··· Exercise materials ···

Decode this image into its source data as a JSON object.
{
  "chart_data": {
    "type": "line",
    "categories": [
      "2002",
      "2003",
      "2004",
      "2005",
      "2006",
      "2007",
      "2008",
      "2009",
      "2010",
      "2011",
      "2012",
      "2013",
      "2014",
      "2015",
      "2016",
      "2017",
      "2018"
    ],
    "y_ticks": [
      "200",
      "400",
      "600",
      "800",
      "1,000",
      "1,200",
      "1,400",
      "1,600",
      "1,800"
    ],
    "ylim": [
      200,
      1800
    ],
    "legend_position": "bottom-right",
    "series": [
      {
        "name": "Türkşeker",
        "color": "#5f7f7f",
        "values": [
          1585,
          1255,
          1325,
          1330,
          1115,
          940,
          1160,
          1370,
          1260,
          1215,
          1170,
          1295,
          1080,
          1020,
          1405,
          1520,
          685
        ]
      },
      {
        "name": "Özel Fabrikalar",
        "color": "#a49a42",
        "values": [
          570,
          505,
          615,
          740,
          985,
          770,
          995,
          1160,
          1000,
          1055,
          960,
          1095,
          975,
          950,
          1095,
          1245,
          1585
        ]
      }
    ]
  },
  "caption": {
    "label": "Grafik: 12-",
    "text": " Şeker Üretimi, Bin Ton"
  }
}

···

Your goal » Provide all the records again, word for word.

Final result »
Decode this image into its source data as a JSON object.
{
  "chart_data": {
    "type": "line",
    "categories": [
      "2002",
      "2003",
      "2004",
      "2005",
      "2006",
      "2007",
      "2008",
      "2009",
      "2010",
      "2011",
      "2012",
      "2013",
      "2014",
      "2015",
      "2016",
      "2017",
      "2018"
    ],
    "y_ticks": [
      "200",
      "400",
      "600",
      "800",
      "1,000",
      "1,200",
      "1,400",
      "1,600",
      "1,800"
    ],
    "ylim": [
      200,
      1800
    ],
    "legend_position": "bottom-right",
    "series": [
      {
        "name": "Türkşeker",
        "color": "#5f7f7f",
        "values": [
          1585,
          1255,
          1325,
          1330,
          1115,
          940,
          1160,
          1370,
          1260,
          1215,
          1170,
          1295,
          1080,
          1020,
          1405,
          1520,
          685
        ]
      },
      {
        "name": "Özel Fabrikalar",
        "color": "#a49a42",
        "values": [
          570,
          505,
          615,
          740,
          985,
          770,
          995,
          1160,
          1000,
          1055,
          960,
          1095,
          975,
          950,
          1095,
          1245,
          1585
        ]
      }
    ]
  },
  "caption": {
    "label": "Grafik: 12-",
    "text": " Şeker Üretimi, Bin Ton"
  }
}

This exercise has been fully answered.